* YOUR OBJECTIVE: Determine how many lines contain the string "color", then reply with that figure only.

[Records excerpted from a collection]
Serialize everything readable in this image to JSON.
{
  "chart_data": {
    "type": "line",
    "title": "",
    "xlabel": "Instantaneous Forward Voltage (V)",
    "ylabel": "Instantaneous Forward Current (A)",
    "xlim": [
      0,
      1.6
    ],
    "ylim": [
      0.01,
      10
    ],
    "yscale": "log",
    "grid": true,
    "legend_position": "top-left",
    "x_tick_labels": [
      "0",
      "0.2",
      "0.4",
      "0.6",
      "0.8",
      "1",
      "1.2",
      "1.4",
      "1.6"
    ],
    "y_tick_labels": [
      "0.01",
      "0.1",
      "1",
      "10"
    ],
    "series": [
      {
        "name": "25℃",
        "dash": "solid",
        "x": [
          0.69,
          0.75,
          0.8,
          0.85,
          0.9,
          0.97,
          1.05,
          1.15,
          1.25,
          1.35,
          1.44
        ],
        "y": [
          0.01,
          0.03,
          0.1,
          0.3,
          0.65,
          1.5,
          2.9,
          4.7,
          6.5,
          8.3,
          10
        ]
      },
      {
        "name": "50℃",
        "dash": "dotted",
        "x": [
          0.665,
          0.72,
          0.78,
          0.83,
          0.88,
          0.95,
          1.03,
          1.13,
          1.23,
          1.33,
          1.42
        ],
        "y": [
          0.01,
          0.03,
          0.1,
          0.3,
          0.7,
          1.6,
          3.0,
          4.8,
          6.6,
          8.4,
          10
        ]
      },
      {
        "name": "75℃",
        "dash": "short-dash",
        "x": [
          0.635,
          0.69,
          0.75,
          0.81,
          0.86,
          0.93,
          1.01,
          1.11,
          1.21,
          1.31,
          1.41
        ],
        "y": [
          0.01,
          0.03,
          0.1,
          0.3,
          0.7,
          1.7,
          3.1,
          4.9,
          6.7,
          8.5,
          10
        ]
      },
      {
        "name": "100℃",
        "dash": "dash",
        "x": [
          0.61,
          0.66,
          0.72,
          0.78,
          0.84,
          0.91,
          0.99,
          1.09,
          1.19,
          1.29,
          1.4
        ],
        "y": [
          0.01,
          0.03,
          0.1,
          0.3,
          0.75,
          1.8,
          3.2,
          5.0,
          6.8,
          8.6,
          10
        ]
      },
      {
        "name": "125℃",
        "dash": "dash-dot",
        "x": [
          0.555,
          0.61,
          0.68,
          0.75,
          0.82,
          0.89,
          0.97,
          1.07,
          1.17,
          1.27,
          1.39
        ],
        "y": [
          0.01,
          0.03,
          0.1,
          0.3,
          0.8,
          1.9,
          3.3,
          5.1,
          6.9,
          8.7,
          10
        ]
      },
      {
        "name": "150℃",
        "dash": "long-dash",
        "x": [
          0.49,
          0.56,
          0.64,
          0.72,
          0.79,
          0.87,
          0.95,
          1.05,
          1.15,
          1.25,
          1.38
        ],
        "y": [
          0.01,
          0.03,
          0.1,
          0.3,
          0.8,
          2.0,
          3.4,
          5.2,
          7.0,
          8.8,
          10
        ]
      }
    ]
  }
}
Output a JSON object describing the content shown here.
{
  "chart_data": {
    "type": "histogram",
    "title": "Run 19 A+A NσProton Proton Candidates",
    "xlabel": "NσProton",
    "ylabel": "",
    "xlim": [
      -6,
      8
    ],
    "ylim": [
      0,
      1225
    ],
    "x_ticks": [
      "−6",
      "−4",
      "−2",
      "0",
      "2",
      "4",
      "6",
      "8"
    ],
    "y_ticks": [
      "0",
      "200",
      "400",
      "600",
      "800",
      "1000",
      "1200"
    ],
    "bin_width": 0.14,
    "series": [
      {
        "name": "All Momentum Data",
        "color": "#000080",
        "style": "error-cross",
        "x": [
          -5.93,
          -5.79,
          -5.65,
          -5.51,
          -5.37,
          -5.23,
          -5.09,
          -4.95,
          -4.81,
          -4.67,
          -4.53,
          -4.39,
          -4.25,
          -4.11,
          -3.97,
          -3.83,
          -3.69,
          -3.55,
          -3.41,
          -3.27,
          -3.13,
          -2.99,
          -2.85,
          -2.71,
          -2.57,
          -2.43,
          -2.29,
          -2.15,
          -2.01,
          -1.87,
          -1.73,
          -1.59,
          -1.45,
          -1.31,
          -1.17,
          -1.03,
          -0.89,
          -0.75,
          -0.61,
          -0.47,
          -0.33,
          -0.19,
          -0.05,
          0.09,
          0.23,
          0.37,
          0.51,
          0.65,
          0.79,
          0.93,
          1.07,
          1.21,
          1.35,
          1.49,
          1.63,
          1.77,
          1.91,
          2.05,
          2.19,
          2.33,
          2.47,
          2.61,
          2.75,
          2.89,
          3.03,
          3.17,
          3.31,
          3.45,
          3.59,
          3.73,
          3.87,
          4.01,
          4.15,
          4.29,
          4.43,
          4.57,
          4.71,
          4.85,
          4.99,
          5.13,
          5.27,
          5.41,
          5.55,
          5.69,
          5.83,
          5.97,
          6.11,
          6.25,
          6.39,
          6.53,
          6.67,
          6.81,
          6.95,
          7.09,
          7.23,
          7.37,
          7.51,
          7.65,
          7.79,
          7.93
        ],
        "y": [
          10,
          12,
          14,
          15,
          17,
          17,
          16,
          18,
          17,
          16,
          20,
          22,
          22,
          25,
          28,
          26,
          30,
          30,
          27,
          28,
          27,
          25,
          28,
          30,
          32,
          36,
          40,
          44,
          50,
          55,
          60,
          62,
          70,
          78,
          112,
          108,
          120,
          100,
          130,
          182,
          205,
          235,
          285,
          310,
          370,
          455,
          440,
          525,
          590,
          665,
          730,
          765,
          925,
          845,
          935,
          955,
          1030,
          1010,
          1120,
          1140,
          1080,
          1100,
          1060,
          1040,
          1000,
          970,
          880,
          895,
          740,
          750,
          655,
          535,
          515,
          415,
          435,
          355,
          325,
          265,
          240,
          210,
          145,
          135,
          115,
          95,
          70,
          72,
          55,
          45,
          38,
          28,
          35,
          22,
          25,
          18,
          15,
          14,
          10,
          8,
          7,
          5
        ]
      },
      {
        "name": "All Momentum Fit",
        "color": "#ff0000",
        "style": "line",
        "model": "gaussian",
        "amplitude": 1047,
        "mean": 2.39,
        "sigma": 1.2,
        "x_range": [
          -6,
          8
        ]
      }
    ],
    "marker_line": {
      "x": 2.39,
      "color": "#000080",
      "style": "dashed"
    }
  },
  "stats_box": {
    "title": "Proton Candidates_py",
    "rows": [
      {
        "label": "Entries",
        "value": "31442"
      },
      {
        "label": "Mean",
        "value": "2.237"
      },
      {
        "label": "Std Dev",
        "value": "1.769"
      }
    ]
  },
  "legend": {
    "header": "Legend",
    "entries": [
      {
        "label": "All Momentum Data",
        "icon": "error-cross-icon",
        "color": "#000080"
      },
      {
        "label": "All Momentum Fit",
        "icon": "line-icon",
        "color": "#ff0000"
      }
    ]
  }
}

* ANSWER TO THE PROBLEM: 5